┌─ EXCERPTED RECORDS
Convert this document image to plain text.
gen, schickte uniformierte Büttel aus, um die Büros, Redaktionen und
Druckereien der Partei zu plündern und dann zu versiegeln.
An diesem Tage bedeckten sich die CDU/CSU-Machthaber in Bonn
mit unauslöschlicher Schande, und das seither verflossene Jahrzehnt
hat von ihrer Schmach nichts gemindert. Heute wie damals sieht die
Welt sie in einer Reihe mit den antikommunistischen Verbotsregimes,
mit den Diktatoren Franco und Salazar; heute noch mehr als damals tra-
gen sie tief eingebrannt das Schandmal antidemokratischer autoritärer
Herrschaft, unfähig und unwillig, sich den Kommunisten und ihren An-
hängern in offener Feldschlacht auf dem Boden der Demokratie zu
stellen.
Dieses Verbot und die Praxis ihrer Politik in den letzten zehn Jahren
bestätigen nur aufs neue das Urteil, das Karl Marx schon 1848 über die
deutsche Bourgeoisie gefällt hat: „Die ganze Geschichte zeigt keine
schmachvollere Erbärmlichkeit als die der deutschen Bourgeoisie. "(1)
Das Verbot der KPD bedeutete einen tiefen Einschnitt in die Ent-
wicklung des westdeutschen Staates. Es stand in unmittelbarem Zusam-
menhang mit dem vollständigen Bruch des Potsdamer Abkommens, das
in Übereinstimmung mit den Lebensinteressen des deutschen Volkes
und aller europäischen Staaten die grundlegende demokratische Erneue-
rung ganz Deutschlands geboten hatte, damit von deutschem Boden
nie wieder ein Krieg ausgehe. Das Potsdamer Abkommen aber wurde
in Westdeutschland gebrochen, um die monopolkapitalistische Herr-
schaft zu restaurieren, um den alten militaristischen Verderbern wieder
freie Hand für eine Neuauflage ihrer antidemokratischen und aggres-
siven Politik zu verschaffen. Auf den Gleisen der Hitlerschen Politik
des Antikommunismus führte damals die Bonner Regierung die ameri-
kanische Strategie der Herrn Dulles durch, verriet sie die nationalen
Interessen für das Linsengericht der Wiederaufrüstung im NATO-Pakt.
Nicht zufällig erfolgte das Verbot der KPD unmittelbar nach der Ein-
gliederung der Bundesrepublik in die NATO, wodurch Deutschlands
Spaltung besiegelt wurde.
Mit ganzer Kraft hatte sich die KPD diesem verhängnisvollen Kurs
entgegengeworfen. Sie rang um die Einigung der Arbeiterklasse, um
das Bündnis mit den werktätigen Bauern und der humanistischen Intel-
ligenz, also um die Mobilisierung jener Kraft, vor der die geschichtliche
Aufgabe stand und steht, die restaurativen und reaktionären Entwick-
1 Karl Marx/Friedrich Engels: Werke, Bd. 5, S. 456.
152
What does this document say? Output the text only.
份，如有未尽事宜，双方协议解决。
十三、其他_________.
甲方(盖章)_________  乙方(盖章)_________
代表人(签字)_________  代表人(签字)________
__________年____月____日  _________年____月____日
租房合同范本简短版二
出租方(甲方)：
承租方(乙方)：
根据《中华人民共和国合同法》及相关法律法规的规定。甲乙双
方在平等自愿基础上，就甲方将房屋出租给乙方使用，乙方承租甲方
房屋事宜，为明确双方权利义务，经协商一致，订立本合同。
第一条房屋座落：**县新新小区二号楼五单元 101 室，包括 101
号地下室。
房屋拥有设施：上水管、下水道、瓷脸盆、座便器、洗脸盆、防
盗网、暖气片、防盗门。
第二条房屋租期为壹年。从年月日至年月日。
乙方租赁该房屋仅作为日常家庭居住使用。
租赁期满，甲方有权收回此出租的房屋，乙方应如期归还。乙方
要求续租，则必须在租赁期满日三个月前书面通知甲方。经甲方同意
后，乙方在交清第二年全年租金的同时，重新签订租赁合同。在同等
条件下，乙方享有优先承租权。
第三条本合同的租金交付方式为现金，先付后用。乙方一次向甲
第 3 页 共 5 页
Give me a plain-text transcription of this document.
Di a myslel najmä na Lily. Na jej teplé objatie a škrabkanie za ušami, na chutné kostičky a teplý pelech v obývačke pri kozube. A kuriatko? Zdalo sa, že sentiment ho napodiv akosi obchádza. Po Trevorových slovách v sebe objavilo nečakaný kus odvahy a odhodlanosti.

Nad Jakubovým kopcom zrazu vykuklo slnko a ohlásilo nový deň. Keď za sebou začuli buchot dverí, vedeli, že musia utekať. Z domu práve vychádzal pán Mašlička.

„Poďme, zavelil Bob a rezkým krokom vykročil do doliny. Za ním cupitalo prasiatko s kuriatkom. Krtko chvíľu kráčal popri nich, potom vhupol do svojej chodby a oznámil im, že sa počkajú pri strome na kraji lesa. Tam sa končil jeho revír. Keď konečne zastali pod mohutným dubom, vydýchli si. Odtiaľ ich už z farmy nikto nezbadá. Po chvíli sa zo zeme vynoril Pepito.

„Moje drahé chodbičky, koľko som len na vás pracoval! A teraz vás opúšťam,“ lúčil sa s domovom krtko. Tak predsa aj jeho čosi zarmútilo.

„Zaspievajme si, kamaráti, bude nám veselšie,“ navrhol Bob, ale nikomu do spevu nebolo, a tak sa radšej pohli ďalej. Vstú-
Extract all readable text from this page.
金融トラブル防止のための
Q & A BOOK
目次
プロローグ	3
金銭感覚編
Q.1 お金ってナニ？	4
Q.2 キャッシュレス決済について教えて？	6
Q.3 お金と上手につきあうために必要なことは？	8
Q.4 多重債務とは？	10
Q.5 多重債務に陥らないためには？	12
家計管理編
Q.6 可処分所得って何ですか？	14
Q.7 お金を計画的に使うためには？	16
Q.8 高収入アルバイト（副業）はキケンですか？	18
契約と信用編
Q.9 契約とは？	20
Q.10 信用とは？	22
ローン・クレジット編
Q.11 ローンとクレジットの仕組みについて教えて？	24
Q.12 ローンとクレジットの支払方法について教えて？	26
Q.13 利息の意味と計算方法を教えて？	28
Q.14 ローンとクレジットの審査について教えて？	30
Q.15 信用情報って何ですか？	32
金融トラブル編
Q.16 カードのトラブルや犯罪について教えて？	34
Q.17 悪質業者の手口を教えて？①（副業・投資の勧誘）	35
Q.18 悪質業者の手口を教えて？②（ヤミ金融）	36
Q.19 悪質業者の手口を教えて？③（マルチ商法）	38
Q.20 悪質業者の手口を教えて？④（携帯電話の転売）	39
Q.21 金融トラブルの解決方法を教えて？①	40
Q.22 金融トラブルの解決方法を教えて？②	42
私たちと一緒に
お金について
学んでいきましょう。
└─
From the line containing "Extract all readable text from this page." down to the last line, reproduce the records exactly. Include both ends.

Extract all readable text from this page.
金融トラブル防止のための
Q & A BOOK
目次
プロローグ	3
金銭感覚編
Q.1 お金ってナニ？	4
Q.2 キャッシュレス決済について教えて？	6
Q.3 お金と上手につきあうために必要なことは？	8
Q.4 多重債務とは？	10
Q.5 多重債務に陥らないためには？	12
家計管理編
Q.6 可処分所得って何ですか？	14
Q.7 お金を計画的に使うためには？	16
Q.8 高収入アルバイト（副業）はキケンですか？	18
契約と信用編
Q.9 契約とは？	20
Q.10 信用とは？	22
ローン・クレジット編
Q.11 ローンとクレジットの仕組みについて教えて？	24
Q.12 ローンとクレジットの支払方法について教えて？	26
Q.13 利息の意味と計算方法を教えて？	28
Q.14 ローンとクレジットの審査について教えて？	30
Q.15 信用情報って何ですか？	32
金融トラブル編
Q.16 カードのトラブルや犯罪について教えて？	34
Q.17 悪質業者の手口を教えて？①（副業・投資の勧誘）	35
Q.18 悪質業者の手口を教えて？②（ヤミ金融）	36
Q.19 悪質業者の手口を教えて？③（マルチ商法）	38
Q.20 悪質業者の手口を教えて？④（携帯電話の転売）	39
Q.21 金融トラブルの解決方法を教えて？①	40
Q.22 金融トラブルの解決方法を教えて？②	42
私たちと一緒に
お金について
学んでいきましょう。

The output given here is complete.